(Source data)
--------------------------------
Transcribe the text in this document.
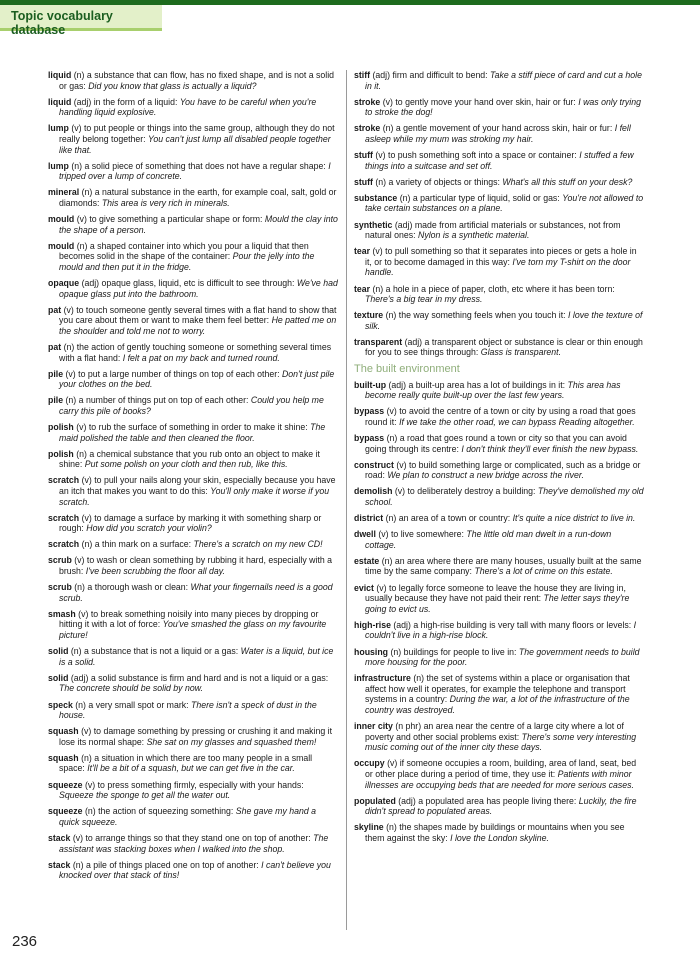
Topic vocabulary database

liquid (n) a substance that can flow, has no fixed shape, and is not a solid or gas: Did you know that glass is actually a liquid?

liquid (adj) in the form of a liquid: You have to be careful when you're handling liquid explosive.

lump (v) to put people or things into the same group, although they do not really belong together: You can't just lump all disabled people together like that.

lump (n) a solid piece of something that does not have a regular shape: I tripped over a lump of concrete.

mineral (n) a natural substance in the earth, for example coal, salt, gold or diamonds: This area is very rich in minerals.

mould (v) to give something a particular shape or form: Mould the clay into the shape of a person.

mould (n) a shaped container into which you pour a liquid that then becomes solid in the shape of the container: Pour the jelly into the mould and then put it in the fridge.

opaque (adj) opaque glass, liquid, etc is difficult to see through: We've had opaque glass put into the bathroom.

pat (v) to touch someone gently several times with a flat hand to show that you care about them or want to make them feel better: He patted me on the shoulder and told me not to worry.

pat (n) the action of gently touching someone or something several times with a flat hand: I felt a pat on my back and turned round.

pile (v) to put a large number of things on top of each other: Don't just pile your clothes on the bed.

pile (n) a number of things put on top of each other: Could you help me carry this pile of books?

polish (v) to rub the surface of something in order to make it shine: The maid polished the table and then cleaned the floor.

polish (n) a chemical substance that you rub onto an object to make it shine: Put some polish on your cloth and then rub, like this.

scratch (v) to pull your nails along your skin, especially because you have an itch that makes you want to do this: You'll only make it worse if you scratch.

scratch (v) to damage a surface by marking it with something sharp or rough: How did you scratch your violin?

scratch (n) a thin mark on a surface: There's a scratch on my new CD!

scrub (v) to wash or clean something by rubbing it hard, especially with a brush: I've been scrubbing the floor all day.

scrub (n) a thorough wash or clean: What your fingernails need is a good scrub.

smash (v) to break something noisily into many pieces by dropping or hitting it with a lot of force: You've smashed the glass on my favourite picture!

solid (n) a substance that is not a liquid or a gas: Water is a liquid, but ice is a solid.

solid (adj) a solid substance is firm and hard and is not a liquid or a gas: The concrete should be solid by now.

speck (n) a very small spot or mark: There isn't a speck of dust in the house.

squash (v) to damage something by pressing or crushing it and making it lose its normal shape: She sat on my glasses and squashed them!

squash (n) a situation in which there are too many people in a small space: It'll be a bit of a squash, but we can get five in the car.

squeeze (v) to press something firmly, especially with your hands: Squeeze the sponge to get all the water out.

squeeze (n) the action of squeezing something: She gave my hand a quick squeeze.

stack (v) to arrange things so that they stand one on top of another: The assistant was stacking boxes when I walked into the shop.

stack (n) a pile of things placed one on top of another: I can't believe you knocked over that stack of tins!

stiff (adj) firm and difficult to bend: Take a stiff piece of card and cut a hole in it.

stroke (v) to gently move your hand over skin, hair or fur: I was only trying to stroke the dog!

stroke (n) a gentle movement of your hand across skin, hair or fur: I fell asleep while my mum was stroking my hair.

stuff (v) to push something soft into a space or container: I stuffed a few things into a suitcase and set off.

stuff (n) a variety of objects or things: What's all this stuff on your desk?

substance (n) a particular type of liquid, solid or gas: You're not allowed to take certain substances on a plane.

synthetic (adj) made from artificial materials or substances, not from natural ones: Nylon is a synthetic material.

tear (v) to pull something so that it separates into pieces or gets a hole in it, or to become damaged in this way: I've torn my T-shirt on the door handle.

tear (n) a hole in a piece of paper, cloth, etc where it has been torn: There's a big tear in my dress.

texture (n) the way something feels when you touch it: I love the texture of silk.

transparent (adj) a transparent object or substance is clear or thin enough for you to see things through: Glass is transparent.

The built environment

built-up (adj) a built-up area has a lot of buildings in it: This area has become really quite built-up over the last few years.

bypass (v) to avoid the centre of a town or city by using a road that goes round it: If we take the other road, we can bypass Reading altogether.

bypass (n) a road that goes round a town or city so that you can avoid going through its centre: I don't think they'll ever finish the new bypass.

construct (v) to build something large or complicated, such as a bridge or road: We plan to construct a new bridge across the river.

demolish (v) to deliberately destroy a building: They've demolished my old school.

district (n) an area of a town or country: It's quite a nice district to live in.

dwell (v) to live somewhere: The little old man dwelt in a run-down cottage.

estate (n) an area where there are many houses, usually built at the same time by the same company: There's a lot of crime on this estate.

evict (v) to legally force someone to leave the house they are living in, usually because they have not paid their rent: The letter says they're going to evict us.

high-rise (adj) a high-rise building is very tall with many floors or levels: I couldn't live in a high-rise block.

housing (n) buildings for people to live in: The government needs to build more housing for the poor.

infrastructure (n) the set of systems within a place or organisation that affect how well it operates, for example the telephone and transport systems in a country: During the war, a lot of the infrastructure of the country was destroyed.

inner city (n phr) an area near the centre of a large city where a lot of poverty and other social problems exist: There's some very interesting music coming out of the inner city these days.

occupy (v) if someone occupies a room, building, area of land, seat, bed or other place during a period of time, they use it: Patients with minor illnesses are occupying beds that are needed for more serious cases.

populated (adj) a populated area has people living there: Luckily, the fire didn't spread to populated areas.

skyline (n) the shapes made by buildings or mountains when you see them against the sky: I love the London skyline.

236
--------------------------------
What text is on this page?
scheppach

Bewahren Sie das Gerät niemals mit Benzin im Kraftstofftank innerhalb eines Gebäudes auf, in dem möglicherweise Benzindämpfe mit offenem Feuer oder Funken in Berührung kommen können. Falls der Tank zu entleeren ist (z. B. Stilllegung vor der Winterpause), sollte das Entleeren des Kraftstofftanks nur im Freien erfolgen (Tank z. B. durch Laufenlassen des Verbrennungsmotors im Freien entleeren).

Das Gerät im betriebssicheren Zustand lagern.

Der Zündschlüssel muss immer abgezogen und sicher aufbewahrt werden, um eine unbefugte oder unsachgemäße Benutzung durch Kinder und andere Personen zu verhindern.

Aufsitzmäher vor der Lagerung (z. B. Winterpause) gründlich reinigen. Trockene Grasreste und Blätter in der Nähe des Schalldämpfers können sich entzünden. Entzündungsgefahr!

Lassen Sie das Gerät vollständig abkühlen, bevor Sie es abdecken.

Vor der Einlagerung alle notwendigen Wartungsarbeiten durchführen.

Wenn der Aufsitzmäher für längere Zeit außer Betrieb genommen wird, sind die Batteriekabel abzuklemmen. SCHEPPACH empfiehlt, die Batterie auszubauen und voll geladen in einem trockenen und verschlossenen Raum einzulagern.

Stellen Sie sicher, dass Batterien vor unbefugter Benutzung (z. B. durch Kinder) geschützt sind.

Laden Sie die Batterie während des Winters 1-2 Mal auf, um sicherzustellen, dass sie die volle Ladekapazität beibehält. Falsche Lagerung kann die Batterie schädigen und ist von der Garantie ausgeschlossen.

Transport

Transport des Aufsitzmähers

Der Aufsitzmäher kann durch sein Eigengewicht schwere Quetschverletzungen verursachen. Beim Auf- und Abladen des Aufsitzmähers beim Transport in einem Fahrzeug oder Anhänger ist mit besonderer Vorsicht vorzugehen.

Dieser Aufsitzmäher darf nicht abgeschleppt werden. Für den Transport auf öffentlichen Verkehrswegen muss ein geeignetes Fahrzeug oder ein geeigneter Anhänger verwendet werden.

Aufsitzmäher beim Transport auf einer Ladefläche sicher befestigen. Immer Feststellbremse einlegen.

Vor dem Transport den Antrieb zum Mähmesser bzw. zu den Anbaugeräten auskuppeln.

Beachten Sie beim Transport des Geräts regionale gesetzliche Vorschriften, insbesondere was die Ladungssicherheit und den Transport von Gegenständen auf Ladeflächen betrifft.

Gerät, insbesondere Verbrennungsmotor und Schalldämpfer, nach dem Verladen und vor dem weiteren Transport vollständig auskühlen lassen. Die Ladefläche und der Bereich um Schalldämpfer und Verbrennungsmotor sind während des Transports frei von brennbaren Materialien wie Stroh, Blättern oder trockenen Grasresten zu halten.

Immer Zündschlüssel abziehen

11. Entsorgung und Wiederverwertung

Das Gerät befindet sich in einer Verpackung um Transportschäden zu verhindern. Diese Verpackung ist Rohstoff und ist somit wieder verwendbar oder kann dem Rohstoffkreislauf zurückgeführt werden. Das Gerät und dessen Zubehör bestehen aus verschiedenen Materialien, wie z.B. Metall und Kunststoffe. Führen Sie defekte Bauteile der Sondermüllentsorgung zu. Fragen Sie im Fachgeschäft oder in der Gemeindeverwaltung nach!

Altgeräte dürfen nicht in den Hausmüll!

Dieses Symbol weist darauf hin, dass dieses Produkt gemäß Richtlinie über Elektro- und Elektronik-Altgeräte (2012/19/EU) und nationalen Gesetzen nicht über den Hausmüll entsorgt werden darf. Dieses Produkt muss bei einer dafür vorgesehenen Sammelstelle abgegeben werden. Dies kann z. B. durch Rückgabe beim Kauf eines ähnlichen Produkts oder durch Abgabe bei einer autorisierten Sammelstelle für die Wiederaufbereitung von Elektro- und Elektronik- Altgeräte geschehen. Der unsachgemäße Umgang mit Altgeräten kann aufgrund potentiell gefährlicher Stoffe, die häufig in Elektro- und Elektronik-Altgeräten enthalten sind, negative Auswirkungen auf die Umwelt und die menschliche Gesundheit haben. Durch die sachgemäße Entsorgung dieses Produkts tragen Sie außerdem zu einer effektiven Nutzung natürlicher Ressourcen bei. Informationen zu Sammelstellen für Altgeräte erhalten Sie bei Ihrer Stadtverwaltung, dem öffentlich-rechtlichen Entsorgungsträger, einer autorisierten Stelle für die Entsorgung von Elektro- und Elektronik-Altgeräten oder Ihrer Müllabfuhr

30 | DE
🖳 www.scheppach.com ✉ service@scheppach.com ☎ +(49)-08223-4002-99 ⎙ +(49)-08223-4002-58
--------------------------------
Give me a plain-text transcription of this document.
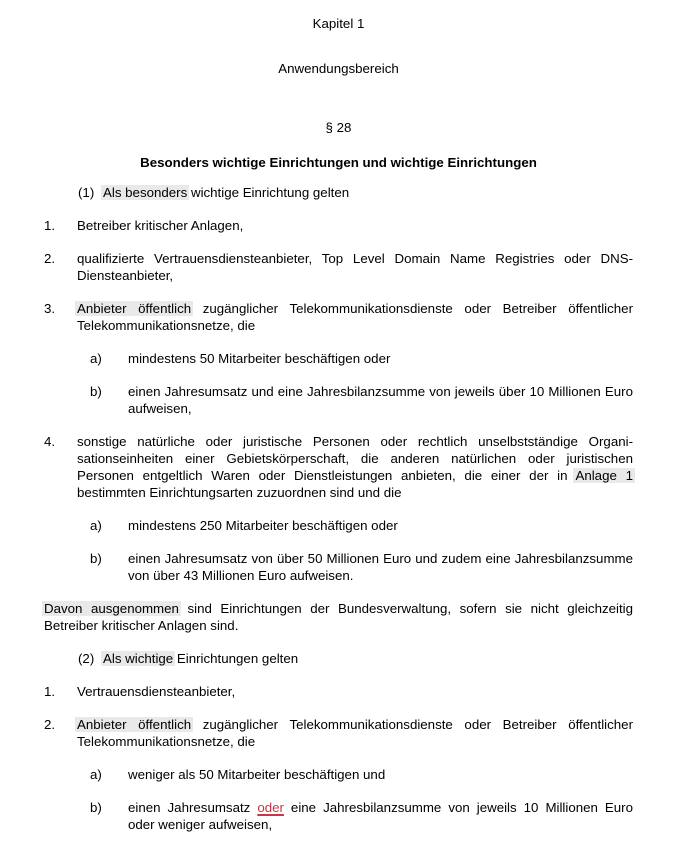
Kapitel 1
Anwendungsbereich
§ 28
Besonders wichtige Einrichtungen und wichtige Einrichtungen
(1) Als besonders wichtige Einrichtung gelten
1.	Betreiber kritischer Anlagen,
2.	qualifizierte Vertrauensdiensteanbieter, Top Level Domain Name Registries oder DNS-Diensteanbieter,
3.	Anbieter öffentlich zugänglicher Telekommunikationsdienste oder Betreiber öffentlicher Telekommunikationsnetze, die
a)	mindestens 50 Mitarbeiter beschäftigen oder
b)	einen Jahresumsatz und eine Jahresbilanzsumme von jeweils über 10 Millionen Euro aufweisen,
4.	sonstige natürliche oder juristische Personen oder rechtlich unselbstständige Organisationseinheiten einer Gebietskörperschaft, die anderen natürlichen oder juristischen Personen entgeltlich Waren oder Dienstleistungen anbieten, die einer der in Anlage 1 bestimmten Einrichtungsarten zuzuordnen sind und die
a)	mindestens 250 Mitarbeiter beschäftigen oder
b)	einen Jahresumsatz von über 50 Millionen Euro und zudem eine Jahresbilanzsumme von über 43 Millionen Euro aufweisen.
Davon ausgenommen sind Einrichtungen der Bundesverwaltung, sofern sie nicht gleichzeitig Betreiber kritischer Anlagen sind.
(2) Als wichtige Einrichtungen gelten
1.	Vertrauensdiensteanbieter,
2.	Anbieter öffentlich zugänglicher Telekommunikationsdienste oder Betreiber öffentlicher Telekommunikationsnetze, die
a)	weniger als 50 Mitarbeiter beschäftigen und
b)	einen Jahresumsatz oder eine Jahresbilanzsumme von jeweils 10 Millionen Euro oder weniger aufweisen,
--------------------------------
**Exercise instructions**
Tell how many lines in the data contain the word "Vertrauensdiensteanbieter", answering with that number and no other text.

**Task solution**
2